[[ Entries shown open ]]

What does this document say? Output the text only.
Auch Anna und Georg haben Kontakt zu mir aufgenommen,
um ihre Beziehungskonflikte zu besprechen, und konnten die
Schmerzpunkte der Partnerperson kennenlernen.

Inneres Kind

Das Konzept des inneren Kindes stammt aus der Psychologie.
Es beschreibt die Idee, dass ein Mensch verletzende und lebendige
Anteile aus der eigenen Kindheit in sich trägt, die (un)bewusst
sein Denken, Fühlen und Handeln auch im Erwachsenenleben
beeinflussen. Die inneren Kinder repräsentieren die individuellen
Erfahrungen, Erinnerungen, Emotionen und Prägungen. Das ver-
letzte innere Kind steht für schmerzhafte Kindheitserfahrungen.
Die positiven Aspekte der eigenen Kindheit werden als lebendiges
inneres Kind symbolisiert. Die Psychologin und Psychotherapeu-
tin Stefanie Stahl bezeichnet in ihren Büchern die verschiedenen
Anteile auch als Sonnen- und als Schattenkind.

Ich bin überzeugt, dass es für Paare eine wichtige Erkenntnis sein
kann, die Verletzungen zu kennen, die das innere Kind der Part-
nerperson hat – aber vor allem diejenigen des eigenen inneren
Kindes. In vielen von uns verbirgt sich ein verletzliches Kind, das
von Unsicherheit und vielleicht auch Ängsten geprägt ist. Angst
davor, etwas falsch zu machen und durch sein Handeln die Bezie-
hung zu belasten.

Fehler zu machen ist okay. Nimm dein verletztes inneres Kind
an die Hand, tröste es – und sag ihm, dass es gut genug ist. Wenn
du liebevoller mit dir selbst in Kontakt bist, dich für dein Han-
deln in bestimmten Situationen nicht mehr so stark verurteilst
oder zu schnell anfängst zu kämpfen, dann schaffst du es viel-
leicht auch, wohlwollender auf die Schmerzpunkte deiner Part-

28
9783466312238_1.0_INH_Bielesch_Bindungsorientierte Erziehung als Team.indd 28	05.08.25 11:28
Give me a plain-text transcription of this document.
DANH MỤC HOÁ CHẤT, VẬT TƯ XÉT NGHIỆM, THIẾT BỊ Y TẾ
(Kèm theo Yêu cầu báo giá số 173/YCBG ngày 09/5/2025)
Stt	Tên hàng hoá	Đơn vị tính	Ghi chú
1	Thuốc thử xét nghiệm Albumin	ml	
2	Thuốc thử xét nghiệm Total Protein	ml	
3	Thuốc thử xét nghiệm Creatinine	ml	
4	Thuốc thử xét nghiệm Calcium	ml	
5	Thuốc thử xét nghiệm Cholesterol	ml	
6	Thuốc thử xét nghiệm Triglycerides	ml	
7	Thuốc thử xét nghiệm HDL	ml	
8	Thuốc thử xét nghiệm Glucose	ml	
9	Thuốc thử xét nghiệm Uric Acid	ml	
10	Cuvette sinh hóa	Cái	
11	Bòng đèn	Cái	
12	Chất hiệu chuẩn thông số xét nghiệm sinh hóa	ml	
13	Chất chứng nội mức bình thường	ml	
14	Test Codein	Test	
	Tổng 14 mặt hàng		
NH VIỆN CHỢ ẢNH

[[ Entries shown closed ]]

_Aim of the exercise_:
The expected answer is one number: how many lines of the material contain the word "sinh".

_Solution for this problem_:
2